---- Texto proporcionado

La mañana del 9 de junio de 1933, la capital española amaneció con una noticia que parecía sacada de una novela negra. Una joven de dieciocho años, considerada una de las intelectuales más prometedoras de la Segunda República, fue hallada muerta en su domicilio del barrio de Chamberí. La autora del crimen era su propia madre, Aurora Rodríguez Carballeira.
Hildegart Rodríguez no era una joven cualquiera. Antes de cumplir los veinte años, ya había publicado libros, escrito artículos y participado activamente en debates políticos e intelectuales. Para muchos, representaba el ideal de modernidad y progreso que una parte de la sociedad española anhelaba construir.
Sin embargo, tras aquella brillante trayectoria se escondía una historia singular. Su madre, Aurora Rodríguez Carballeira, había concebido a su hija como un experimento educativo, con el objetivo de demostrar que era posible crear un ser humano excepcional a través de una formación meticulosamente diseñada desde la infancia.
La relación entre madre e hija se deterioró progresivamente cuando Hildegart comenzó a reclamar algo tan fundamental como el derecho a decidir sobre su propia vida. La tragedia que sobrevino convirtió este caso en uno de los sucesos más impactantes de la historia madrileña del siglo XX.

--------
---- Listado de datos

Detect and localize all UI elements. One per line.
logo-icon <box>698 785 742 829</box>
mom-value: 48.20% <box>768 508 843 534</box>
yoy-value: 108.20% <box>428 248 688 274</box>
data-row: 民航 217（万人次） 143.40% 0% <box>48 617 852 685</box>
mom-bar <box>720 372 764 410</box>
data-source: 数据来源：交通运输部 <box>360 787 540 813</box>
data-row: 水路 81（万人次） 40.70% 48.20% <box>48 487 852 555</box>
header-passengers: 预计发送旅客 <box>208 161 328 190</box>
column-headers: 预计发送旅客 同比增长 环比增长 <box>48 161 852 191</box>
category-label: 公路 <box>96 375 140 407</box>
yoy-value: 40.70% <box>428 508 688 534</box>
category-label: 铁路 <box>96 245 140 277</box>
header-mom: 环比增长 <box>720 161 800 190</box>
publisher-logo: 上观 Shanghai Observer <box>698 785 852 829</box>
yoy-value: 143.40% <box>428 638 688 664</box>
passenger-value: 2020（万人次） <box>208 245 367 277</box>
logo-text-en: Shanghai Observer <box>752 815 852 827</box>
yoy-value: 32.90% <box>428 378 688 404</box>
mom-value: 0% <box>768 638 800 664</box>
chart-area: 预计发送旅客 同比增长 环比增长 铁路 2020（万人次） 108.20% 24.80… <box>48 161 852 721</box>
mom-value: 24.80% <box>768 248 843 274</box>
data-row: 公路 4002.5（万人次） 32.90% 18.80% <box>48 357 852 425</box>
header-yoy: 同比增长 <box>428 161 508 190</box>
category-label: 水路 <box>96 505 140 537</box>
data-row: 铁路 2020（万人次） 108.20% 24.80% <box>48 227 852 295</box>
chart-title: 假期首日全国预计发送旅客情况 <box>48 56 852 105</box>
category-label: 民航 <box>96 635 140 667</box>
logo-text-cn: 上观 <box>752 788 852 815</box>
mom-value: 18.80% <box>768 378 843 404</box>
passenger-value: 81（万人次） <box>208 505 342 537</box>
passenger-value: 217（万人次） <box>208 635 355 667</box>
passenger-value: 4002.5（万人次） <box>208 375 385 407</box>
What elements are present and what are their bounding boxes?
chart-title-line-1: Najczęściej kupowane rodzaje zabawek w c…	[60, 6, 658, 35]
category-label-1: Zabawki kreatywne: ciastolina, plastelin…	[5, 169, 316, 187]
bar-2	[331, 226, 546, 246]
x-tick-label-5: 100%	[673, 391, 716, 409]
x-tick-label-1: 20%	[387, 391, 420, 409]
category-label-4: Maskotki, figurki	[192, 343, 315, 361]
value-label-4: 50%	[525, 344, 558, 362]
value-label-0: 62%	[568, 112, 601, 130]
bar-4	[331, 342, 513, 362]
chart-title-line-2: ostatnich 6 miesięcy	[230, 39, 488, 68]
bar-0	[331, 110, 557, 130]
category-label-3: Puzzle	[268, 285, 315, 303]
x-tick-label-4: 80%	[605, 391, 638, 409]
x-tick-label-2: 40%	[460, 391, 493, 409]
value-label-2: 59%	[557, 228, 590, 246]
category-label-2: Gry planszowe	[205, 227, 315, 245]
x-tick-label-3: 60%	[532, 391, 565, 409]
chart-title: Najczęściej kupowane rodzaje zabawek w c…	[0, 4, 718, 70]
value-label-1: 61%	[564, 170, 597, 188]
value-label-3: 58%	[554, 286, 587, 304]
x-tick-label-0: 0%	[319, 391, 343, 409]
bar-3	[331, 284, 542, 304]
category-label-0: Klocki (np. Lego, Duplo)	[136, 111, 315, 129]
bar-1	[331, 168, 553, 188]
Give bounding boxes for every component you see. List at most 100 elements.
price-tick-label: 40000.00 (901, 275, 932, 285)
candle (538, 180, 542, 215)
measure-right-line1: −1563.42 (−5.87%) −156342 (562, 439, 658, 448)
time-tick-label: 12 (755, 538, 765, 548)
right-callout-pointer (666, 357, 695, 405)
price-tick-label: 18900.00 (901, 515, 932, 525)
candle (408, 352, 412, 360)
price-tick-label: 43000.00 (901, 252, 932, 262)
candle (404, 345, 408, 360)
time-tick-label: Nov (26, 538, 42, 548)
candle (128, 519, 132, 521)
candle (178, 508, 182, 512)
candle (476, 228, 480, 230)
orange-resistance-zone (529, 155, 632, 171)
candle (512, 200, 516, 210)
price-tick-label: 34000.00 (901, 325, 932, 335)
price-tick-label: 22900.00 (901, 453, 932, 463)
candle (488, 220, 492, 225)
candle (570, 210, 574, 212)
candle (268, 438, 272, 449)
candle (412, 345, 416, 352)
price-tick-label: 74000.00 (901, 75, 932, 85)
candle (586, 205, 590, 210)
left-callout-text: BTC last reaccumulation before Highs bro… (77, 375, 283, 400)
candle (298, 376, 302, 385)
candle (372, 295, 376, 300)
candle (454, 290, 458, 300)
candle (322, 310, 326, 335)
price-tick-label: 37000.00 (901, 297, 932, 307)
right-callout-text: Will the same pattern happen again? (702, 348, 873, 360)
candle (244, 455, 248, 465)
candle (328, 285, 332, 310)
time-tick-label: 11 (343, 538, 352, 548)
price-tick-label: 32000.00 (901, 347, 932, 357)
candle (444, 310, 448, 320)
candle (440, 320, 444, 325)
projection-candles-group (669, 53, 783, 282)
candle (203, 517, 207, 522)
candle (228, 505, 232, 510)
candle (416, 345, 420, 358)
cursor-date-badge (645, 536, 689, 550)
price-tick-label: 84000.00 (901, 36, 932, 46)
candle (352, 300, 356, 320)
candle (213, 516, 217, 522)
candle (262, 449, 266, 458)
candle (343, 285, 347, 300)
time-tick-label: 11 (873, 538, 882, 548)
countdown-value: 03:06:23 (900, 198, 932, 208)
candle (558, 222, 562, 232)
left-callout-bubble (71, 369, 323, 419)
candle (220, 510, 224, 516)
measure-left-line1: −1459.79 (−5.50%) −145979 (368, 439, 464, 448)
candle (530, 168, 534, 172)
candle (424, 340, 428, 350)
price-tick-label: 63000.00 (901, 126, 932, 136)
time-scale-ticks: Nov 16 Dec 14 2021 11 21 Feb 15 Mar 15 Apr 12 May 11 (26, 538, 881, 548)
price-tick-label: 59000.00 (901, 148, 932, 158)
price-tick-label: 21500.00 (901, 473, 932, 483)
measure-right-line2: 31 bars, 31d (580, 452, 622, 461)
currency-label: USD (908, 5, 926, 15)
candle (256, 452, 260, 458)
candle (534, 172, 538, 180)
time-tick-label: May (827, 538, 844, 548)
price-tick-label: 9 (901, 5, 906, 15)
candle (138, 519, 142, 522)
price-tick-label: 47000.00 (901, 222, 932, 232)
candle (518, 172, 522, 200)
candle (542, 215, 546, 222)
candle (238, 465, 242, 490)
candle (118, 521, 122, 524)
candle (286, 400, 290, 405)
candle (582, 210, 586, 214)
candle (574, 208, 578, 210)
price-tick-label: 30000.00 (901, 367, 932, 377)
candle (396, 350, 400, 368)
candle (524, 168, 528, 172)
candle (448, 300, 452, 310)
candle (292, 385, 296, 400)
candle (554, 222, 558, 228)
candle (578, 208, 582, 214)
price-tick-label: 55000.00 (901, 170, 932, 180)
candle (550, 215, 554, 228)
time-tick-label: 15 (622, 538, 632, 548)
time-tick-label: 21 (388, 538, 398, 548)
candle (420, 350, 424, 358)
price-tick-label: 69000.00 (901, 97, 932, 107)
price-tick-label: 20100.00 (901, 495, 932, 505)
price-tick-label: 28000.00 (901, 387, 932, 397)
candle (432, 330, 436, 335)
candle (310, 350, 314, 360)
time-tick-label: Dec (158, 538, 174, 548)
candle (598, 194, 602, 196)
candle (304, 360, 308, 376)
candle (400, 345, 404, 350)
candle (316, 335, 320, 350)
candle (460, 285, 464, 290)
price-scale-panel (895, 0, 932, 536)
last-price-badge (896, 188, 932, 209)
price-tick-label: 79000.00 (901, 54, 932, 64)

--------

→ **Enunciado de la tarea**: Reproduzca sin alteraciones el fragmento del texto sobre Hildegart Rodríguez que comienza con las palabras "Sin embargo, tras" y termina con "desde la infancia.".

→ **Respuesta**:
Sin embargo, tras aquella brillante trayectoria se escondía una historia singular. Su madre, Aurora Rodríguez Carballeira, había concebido a su hija como un experimento educativo, con el objetivo de demostrar que era posible crear un ser humano excepcional a través de una formación meticulosamente diseñada desde la infancia.